**WHAT YOU HAVE TO DO**
Check every line below for the string "date", and copy the lines that contain it.

+++

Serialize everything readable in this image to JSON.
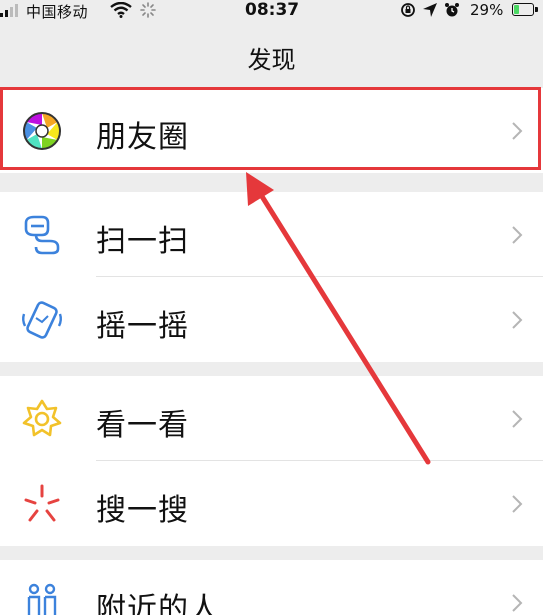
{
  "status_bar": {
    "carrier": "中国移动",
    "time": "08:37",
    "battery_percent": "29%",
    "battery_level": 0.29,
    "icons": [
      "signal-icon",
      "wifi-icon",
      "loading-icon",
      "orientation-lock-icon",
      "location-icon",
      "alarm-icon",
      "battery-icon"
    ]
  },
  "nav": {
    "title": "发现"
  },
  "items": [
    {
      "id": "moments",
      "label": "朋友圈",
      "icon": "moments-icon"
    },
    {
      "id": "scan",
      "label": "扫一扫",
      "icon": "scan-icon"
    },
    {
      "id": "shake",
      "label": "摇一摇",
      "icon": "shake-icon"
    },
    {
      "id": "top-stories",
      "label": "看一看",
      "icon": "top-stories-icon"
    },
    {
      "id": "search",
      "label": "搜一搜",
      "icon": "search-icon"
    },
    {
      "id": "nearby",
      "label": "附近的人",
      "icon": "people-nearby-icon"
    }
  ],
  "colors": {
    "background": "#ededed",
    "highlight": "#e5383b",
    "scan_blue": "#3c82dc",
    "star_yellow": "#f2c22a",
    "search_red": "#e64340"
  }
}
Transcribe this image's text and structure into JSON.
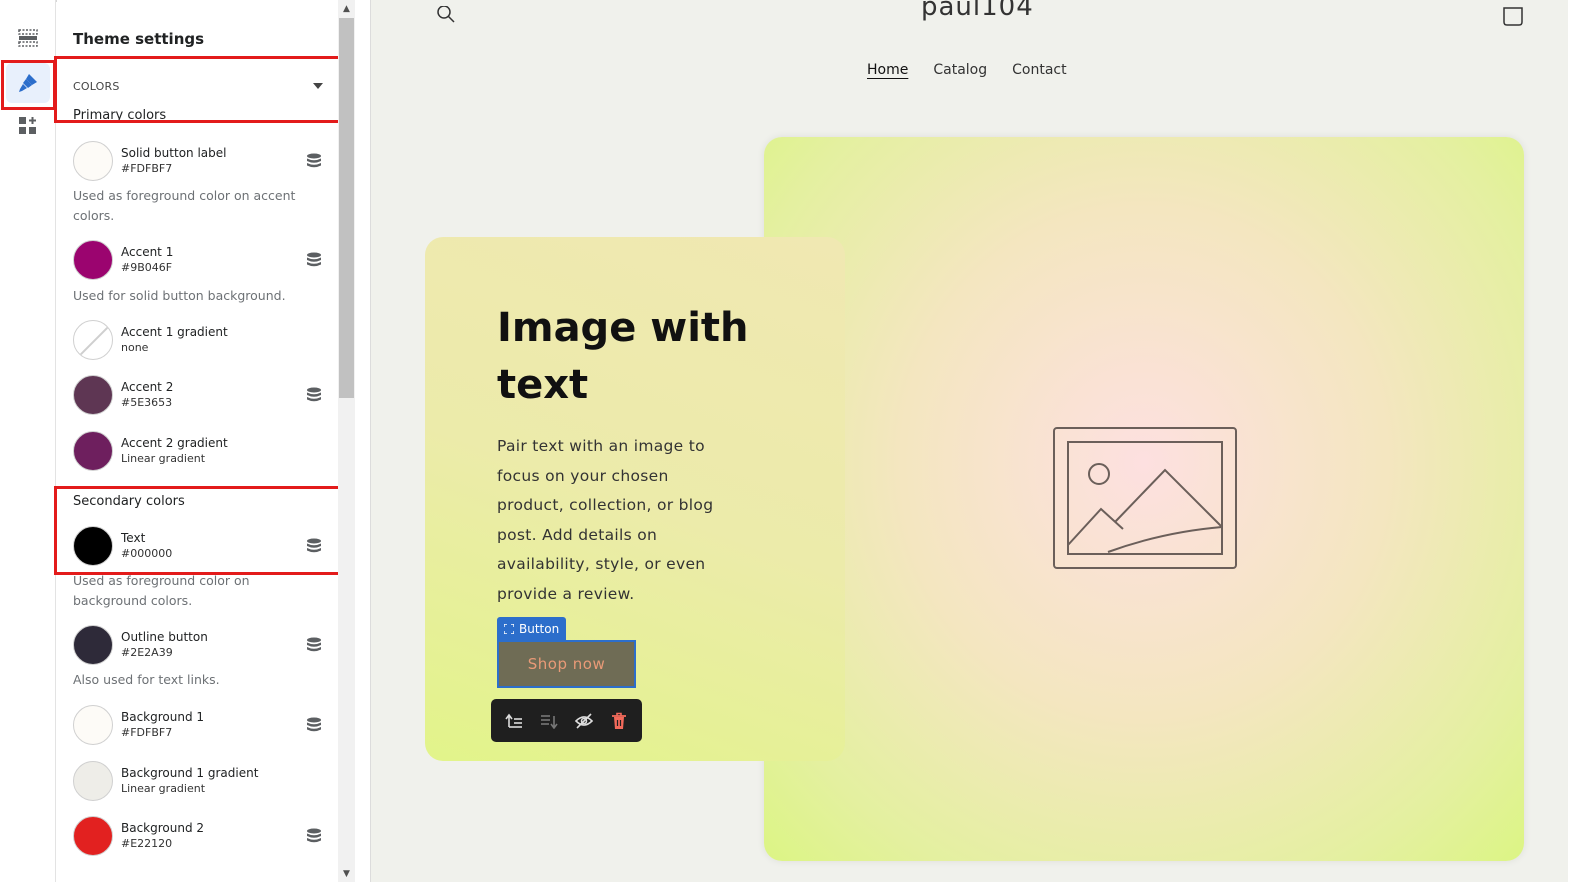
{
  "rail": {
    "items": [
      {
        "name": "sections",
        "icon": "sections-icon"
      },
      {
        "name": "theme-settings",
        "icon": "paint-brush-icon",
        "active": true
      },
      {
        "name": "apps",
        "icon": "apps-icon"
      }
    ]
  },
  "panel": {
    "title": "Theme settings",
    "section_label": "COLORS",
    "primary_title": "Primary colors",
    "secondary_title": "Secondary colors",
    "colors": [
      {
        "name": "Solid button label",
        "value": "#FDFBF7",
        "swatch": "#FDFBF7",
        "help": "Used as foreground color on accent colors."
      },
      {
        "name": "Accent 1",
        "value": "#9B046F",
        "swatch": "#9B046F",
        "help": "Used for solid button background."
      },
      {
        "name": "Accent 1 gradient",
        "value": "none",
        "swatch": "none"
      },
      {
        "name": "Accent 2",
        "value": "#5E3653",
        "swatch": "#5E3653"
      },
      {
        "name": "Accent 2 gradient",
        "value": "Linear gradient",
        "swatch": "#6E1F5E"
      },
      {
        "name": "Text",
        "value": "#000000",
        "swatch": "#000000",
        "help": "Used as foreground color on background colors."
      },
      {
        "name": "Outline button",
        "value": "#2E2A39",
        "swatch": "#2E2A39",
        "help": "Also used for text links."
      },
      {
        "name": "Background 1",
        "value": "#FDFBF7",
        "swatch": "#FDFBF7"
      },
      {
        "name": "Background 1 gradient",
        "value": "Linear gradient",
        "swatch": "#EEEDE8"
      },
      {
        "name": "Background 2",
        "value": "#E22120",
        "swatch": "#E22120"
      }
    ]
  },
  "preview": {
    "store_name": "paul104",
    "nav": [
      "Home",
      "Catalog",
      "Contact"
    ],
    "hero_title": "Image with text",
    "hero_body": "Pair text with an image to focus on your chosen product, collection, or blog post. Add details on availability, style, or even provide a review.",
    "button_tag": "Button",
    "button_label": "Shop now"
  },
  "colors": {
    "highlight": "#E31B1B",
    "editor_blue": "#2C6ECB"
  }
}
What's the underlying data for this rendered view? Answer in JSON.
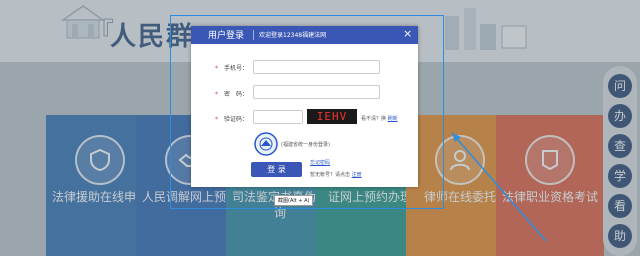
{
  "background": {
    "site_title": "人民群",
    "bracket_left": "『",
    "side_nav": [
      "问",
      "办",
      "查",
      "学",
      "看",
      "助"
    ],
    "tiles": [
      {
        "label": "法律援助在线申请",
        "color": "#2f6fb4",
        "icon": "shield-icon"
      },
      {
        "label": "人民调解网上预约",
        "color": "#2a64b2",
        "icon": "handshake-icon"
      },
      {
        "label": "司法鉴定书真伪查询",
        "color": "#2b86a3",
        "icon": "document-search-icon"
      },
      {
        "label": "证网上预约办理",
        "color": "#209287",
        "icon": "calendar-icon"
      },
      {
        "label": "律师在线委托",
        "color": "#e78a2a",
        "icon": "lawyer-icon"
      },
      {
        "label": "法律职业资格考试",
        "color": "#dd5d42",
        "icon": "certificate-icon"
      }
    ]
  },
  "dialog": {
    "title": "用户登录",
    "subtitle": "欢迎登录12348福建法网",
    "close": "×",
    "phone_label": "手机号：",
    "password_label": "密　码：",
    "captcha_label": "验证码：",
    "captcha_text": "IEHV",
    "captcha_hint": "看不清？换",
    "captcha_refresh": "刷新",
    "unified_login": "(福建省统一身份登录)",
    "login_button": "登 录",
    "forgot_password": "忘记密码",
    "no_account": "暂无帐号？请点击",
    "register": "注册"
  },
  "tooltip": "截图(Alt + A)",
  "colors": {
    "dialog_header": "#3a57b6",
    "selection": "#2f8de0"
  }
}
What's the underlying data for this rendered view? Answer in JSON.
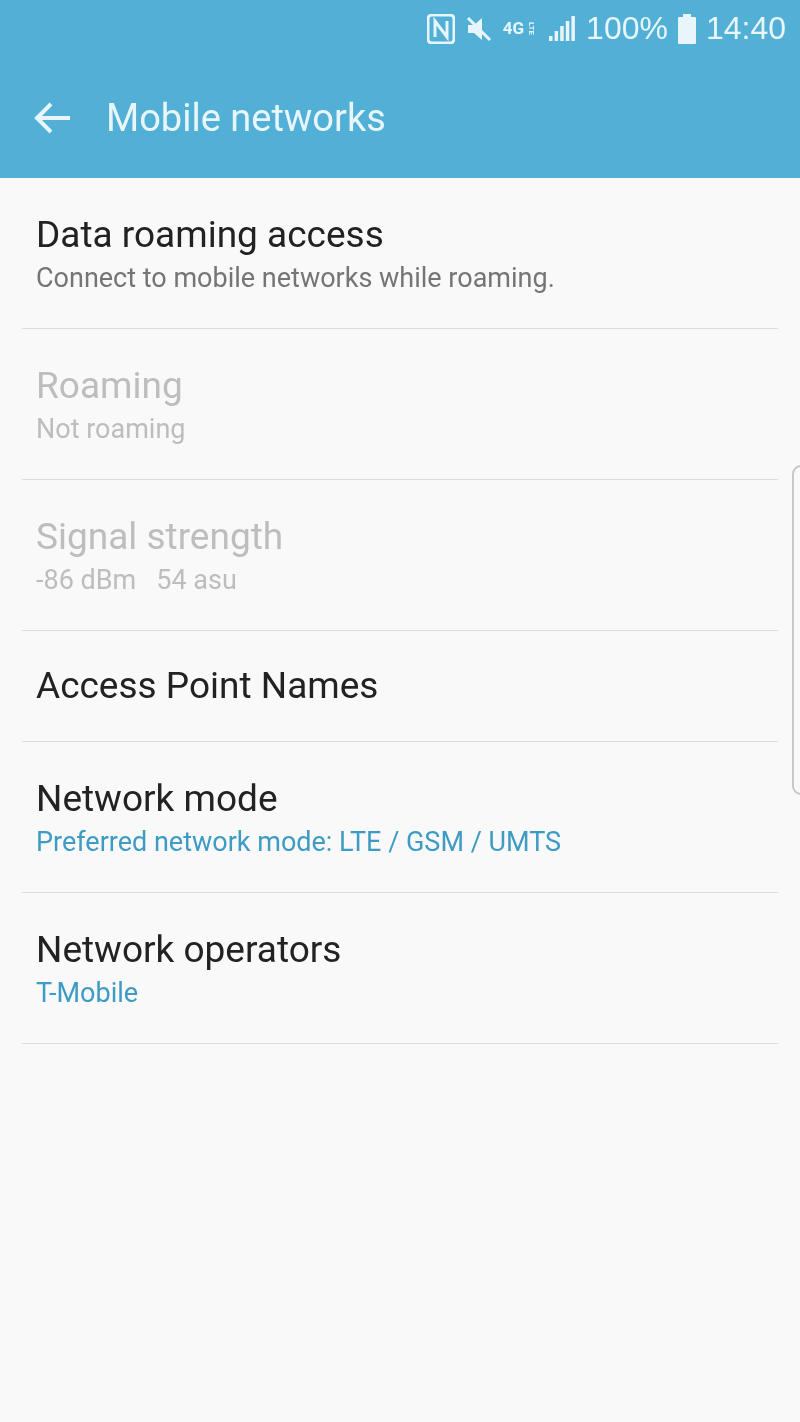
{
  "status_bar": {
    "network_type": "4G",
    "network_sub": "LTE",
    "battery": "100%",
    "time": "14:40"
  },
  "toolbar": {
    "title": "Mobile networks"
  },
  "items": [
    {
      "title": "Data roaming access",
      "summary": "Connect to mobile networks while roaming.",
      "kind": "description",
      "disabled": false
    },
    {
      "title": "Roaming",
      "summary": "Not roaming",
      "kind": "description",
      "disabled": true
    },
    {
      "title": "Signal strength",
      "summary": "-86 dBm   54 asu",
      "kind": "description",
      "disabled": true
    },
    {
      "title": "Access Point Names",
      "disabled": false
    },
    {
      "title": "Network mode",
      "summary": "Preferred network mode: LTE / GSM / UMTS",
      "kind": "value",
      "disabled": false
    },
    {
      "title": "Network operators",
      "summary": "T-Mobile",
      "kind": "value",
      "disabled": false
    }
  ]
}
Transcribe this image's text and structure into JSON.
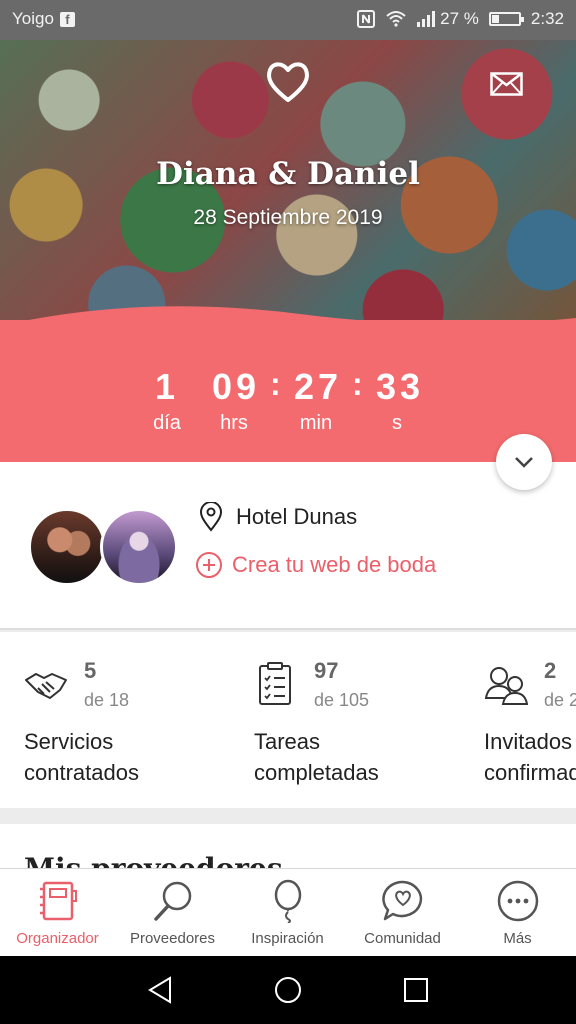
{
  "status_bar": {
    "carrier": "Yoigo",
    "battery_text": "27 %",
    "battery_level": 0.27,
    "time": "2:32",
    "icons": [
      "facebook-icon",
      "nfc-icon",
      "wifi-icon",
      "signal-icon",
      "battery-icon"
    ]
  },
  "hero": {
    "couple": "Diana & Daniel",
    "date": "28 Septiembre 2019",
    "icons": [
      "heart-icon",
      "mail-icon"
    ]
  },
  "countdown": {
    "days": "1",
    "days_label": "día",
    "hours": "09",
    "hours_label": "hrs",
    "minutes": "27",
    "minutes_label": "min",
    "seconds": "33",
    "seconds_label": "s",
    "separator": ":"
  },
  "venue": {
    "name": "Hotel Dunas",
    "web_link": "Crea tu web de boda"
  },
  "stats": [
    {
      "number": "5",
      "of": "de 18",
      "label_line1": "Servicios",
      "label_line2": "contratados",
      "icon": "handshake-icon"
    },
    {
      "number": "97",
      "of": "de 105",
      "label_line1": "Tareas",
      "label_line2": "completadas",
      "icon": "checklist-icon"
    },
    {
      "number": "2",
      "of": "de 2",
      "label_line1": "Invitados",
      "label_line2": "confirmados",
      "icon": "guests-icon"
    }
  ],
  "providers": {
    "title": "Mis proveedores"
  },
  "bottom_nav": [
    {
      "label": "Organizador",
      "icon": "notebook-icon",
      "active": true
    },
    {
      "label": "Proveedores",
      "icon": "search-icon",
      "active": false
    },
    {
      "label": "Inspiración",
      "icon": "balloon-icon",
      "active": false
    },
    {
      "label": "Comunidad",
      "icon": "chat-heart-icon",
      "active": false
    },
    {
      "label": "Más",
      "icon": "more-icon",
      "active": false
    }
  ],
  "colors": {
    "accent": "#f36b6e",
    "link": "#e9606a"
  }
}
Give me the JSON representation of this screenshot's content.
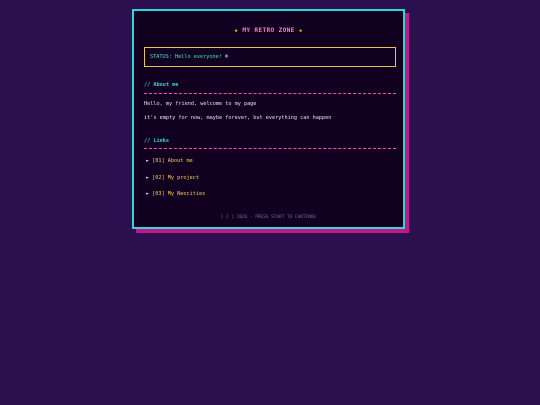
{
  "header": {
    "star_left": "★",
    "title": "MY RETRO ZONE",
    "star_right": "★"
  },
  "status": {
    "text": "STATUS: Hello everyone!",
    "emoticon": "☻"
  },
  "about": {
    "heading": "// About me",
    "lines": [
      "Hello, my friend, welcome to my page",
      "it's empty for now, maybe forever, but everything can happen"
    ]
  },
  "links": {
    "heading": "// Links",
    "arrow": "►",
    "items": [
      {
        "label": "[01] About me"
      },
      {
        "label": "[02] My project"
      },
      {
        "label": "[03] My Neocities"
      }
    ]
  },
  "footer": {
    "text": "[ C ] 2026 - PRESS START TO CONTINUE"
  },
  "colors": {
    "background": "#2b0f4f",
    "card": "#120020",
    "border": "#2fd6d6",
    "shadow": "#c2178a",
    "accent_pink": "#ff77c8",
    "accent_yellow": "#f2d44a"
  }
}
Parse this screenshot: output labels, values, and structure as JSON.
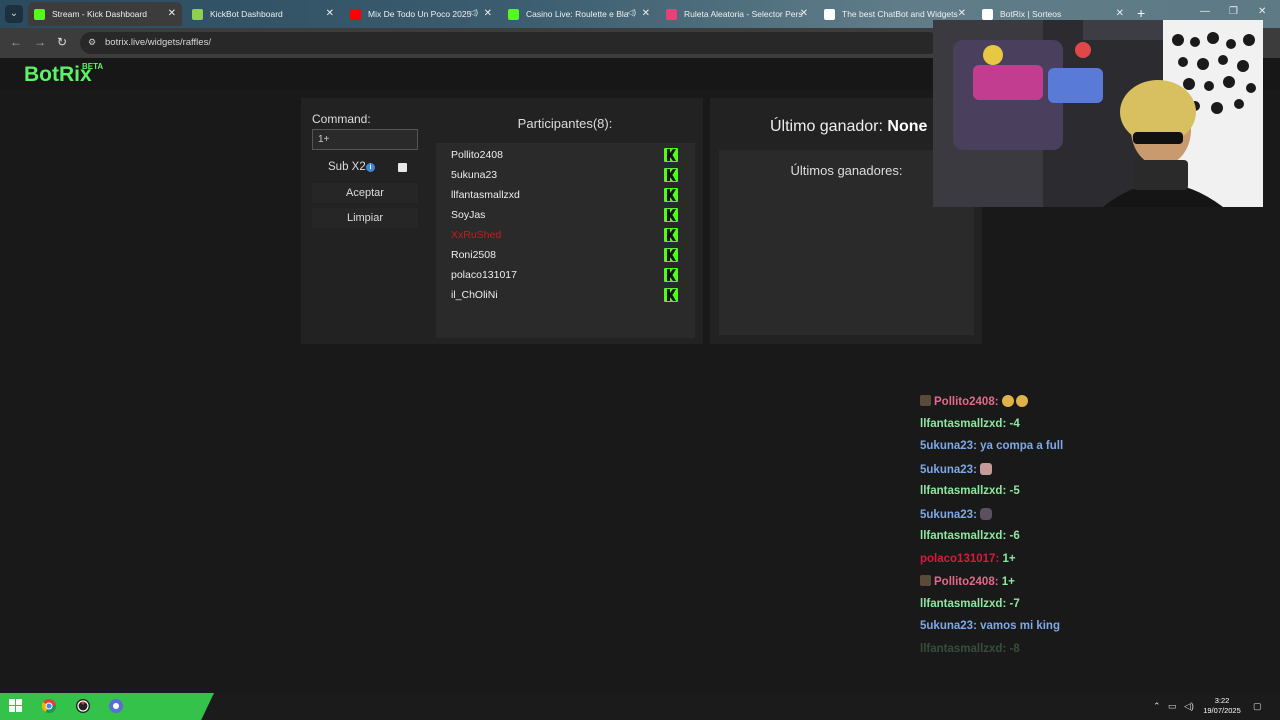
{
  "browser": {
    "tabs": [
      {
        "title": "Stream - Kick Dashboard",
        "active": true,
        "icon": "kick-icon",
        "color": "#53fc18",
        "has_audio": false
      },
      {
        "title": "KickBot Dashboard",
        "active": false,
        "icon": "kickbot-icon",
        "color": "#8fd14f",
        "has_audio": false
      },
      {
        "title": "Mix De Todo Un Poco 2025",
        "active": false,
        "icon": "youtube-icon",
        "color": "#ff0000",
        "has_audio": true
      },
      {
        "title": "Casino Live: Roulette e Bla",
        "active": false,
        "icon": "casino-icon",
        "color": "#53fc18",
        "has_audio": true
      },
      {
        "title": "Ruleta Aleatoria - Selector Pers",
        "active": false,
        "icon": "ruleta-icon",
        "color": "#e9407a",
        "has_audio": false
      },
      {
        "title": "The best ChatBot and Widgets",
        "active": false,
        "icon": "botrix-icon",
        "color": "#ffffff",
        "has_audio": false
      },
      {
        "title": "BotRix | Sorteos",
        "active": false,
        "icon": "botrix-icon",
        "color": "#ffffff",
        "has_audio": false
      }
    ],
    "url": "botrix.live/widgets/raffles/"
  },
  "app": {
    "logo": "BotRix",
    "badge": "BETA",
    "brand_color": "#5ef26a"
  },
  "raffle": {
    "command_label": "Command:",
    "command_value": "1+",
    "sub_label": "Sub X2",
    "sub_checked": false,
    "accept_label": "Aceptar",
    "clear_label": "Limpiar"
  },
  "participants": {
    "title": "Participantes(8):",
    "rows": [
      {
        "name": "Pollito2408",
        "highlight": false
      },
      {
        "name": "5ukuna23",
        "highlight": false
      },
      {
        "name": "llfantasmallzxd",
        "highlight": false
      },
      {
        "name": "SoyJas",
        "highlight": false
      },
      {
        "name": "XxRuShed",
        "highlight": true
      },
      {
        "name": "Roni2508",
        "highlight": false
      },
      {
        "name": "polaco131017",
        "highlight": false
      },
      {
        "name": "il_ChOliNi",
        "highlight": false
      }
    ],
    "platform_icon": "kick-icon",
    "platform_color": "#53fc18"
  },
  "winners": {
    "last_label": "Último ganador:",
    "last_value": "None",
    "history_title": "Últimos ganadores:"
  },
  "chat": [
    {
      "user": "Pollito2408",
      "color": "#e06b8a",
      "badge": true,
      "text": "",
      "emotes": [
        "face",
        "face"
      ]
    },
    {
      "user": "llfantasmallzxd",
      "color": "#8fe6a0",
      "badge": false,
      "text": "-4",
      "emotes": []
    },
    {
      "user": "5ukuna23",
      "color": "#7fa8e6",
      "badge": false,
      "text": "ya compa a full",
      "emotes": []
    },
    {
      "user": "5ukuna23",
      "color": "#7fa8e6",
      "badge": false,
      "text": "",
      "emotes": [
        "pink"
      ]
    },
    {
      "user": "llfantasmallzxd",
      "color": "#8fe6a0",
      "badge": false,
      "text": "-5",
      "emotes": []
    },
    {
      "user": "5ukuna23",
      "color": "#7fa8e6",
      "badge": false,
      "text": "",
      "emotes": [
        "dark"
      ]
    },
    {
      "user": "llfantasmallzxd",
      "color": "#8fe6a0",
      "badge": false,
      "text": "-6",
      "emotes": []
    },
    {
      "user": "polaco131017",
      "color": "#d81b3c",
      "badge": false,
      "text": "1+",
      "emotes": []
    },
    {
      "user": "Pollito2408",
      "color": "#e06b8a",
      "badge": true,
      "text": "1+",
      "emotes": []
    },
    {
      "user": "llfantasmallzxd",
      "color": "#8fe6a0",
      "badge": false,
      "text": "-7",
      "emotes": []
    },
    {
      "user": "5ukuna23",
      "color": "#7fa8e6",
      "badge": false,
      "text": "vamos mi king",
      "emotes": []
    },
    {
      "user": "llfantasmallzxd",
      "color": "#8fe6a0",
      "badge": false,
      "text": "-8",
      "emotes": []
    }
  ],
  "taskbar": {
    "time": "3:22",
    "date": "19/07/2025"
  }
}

+++

**RESULT OF THIS EXERCISE**
    "date": "28 Septiembre 2019",
    "date": "19/07/2025"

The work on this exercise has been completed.